* [What to produce]: Give only the number of lines in the data that contain the word "buyers".

— BEGIN —

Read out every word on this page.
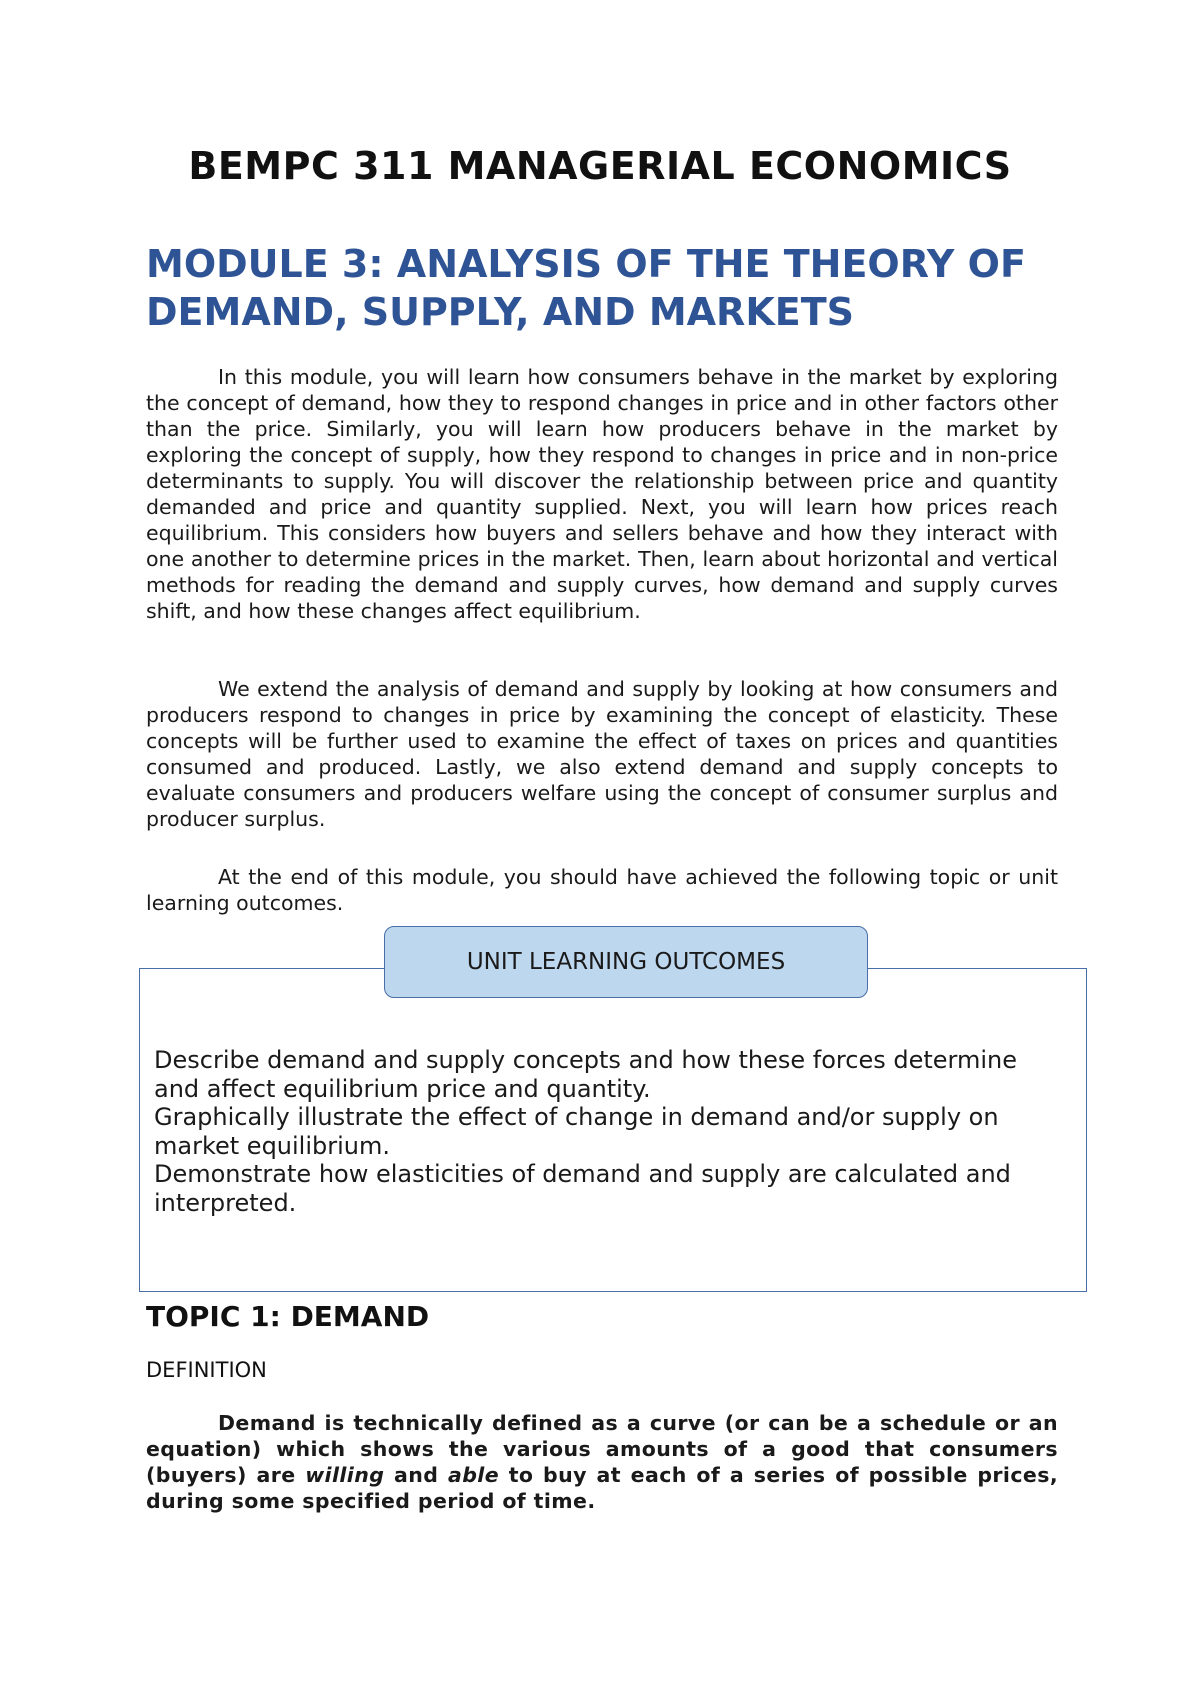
BEMPC 311 MANAGERIAL ECONOMICS
MODULE 3: ANALYSIS OF THE THEORY OF DEMAND, SUPPLY, AND MARKETS

In this module, you will learn how consumers behave in the market by exploring the concept of demand, how they to respond changes in price and in other factors other than the price. Similarly, you will learn how producers behave in the market by exploring the concept of supply, how they respond to changes in price and in non-price determinants to supply. You will discover the relationship between price and quantity demanded and price and quantity supplied. Next, you will learn how prices reach equilibrium. This considers how buyers and sellers behave and how they interact with one another to determine prices in the market. Then, learn about horizontal and vertical methods for reading the demand and supply curves, how demand and supply curves shift, and how these changes affect equilibrium.

We extend the analysis of demand and supply by looking at how consumers and producers respond to changes in price by examining the concept of elasticity. These concepts will be further used to examine the effect of taxes on prices and quantities consumed and produced. Lastly, we also extend demand and supply concepts to evaluate consumers and producers welfare using the concept of consumer surplus and producer surplus.

At the end of this module, you should have achieved the following topic or unit learning outcomes.

UNIT LEARNING OUTCOMES
Describe demand and supply concepts and how these forces determine and affect equilibrium price and quantity.
Graphically illustrate the effect of change in demand and/or supply on market equilibrium.
Demonstrate how elasticities of demand and supply are calculated and interpreted.
TOPIC 1: DEMAND
DEFINITION

Demand is technically defined as a curve (or can be a schedule or an equation) which shows the various amounts of a good that consumers (buyers) are willing and able to buy at each of a series of possible prices, during some specified period of time.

— END —

* [Output below]: 2